-- Start --

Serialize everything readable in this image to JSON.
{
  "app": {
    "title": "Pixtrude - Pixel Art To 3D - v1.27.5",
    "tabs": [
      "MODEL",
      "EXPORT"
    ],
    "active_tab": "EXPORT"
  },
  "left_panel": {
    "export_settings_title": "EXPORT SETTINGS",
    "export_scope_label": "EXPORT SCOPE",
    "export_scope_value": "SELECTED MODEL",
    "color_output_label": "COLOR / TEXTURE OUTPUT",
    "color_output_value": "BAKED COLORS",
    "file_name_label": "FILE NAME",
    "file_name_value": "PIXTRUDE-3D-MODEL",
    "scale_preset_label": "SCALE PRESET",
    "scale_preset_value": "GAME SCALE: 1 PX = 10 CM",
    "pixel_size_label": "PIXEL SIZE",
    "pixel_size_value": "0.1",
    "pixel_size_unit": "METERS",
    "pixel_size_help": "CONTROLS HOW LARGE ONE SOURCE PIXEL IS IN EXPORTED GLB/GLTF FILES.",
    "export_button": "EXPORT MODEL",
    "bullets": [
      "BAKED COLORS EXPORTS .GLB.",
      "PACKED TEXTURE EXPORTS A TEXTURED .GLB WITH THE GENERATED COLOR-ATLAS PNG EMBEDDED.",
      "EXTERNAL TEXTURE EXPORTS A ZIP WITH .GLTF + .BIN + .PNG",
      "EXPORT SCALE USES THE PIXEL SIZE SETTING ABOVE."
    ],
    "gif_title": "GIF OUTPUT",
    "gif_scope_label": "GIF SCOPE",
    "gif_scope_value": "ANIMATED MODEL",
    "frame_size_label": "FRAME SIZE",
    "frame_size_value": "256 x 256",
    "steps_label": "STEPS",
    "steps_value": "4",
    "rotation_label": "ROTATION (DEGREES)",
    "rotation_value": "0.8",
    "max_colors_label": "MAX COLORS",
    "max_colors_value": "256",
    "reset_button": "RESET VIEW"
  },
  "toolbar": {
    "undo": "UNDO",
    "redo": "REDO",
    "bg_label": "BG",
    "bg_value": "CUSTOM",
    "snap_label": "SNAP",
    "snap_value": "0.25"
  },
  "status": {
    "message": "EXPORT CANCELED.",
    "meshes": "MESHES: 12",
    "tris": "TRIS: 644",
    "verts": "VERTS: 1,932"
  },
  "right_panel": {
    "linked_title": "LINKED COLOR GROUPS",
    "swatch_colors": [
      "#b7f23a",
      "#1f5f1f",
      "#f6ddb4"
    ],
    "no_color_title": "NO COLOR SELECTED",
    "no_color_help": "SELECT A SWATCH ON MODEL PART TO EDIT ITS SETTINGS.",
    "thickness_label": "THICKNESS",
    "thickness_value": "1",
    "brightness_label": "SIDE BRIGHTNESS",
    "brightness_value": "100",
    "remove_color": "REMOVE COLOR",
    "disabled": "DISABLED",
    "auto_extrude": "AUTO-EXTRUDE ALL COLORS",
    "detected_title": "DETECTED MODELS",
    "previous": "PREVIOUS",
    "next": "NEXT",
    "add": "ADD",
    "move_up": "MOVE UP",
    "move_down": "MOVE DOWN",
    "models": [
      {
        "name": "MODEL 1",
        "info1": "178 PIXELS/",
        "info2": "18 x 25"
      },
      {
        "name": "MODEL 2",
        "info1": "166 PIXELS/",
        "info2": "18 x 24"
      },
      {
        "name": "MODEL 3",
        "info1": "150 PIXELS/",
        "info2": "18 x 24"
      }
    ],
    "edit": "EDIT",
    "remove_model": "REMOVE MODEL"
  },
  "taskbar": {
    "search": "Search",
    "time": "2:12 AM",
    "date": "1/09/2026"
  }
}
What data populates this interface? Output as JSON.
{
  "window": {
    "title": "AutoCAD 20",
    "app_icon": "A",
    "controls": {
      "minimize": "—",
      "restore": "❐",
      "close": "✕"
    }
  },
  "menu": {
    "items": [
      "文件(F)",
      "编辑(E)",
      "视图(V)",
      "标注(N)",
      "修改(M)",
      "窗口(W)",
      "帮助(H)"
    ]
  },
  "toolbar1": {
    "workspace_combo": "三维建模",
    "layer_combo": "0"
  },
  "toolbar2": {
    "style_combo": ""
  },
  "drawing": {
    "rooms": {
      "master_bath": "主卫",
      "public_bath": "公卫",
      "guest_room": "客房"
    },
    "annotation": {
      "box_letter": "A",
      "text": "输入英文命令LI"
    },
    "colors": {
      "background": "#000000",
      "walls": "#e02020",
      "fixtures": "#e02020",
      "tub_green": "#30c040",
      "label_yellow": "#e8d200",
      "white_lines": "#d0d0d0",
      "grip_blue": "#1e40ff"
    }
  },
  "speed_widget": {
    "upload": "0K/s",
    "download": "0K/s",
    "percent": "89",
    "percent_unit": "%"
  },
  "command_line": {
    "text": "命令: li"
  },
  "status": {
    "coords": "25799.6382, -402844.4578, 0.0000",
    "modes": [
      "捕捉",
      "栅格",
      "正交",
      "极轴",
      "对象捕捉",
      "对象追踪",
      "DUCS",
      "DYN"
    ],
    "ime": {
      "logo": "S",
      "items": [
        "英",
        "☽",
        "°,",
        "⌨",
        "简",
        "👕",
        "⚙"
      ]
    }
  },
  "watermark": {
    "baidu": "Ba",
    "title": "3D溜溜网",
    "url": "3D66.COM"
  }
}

-- End --

## Written instruction
Retype the data in full and match it exactly.

## Output for this exercise
Serialize everything readable in this image to JSON.
{
  "app": {
    "title": "Pixtrude - Pixel Art To 3D - v1.27.5",
    "tabs": [
      "MODEL",
      "EXPORT"
    ],
    "active_tab": "EXPORT"
  },
  "left_panel": {
    "export_settings_title": "EXPORT SETTINGS",
    "export_scope_label": "EXPORT SCOPE",
    "export_scope_value": "SELECTED MODEL",
    "color_output_label": "COLOR / TEXTURE OUTPUT",
    "color_output_value": "BAKED COLORS",
    "file_name_label": "FILE NAME",
    "file_name_value": "PIXTRUDE-3D-MODEL",
    "scale_preset_label": "SCALE PRESET",
    "scale_preset_value": "GAME SCALE: 1 PX = 10 CM",
    "pixel_size_label": "PIXEL SIZE",
    "pixel_size_value": "0.1",
    "pixel_size_unit": "METERS",
    "pixel_size_help": "CONTROLS HOW LARGE ONE SOURCE PIXEL IS IN EXPORTED GLB/GLTF FILES.",
    "export_button": "EXPORT MODEL",
    "bullets": [
      "BAKED COLORS EXPORTS .GLB.",
      "PACKED TEXTURE EXPORTS A TEXTURED .GLB WITH THE GENERATED COLOR-ATLAS PNG EMBEDDED.",
      "EXTERNAL TEXTURE EXPORTS A ZIP WITH .GLTF + .BIN + .PNG",
      "EXPORT SCALE USES THE PIXEL SIZE SETTING ABOVE."
    ],
    "gif_title": "GIF OUTPUT",
    "gif_scope_label": "GIF SCOPE",
    "gif_scope_value": "ANIMATED MODEL",
    "frame_size_label": "FRAME SIZE",
    "frame_size_value": "256 x 256",
    "steps_label": "STEPS",
    "steps_value": "4",
    "rotation_label": "ROTATION (DEGREES)",
    "rotation_value": "0.8",
    "max_colors_label": "MAX COLORS",
    "max_colors_value": "256",
    "reset_button": "RESET VIEW"
  },
  "toolbar": {
    "undo": "UNDO",
    "redo": "REDO",
    "bg_label": "BG",
    "bg_value": "CUSTOM",
    "snap_label": "SNAP",
    "snap_value": "0.25"
  },
  "status": {
    "message": "EXPORT CANCELED.",
    "meshes": "MESHES: 12",
    "tris": "TRIS: 644",
    "verts": "VERTS: 1,932"
  },
  "right_panel": {
    "linked_title": "LINKED COLOR GROUPS",
    "swatch_colors": [
      "#b7f23a",
      "#1f5f1f",
      "#f6ddb4"
    ],
    "no_color_title": "NO COLOR SELECTED",
    "no_color_help": "SELECT A SWATCH ON MODEL PART TO EDIT ITS SETTINGS.",
    "thickness_label": "THICKNESS",
    "thickness_value": "1",
    "brightness_label": "SIDE BRIGHTNESS",
    "brightness_value": "100",
    "remove_color": "REMOVE COLOR",
    "disabled": "DISABLED",
    "auto_extrude": "AUTO-EXTRUDE ALL COLORS",
    "detected_title": "DETECTED MODELS",
    "previous": "PREVIOUS",
    "next": "NEXT",
    "add": "ADD",
    "move_up": "MOVE UP",
    "move_down": "MOVE DOWN",
    "models": [
      {
        "name": "MODEL 1",
        "info1": "178 PIXELS/",
        "info2": "18 x 25"
      },
      {
        "name": "MODEL 2",
        "info1": "166 PIXELS/",
        "info2": "18 x 24"
      },
      {
        "name": "MODEL 3",
        "info1": "150 PIXELS/",
        "info2": "18 x 24"
      }
    ],
    "edit": "EDIT",
    "remove_model": "REMOVE MODEL"
  },
  "taskbar": {
    "search": "Search",
    "time": "2:12 AM",
    "date": "1/09/2026"
  }
}
What data populates this interface? Output as JSON.
{
  "window": {
    "title": "AutoCAD 20",
    "app_icon": "A",
    "controls": {
      "minimize": "—",
      "restore": "❐",
      "close": "✕"
    }
  },
  "menu": {
    "items": [
      "文件(F)",
      "编辑(E)",
      "视图(V)",
      "标注(N)",
      "修改(M)",
      "窗口(W)",
      "帮助(H)"
    ]
  },
  "toolbar1": {
    "workspace_combo": "三维建模",
    "layer_combo": "0"
  },
  "toolbar2": {
    "style_combo": ""
  },
  "drawing": {
    "rooms": {
      "master_bath": "主卫",
      "public_bath": "公卫",
      "guest_room": "客房"
    },
    "annotation": {
      "box_letter": "A",
      "text": "输入英文命令LI"
    },
    "colors": {
      "background": "#000000",
      "walls": "#e02020",
      "fixtures": "#e02020",
      "tub_green": "#30c040",
      "label_yellow": "#e8d200",
      "white_lines": "#d0d0d0",
      "grip_blue": "#1e40ff"
    }
  },
  "speed_widget": {
    "upload": "0K/s",
    "download": "0K/s",
    "percent": "89",
    "percent_unit": "%"
  },
  "command_line": {
    "text": "命令: li"
  },
  "status": {
    "coords": "25799.6382, -402844.4578, 0.0000",
    "modes": [
      "捕捉",
      "栅格",
      "正交",
      "极轴",
      "对象捕捉",
      "对象追踪",
      "DUCS",
      "DYN"
    ],
    "ime": {
      "logo": "S",
      "items": [
        "英",
        "☽",
        "°,",
        "⌨",
        "简",
        "👕",
        "⚙"
      ]
    }
  },
  "watermark": {
    "baidu": "Ba",
    "title": "3D溜溜网",
    "url": "3D66.COM"
  }
}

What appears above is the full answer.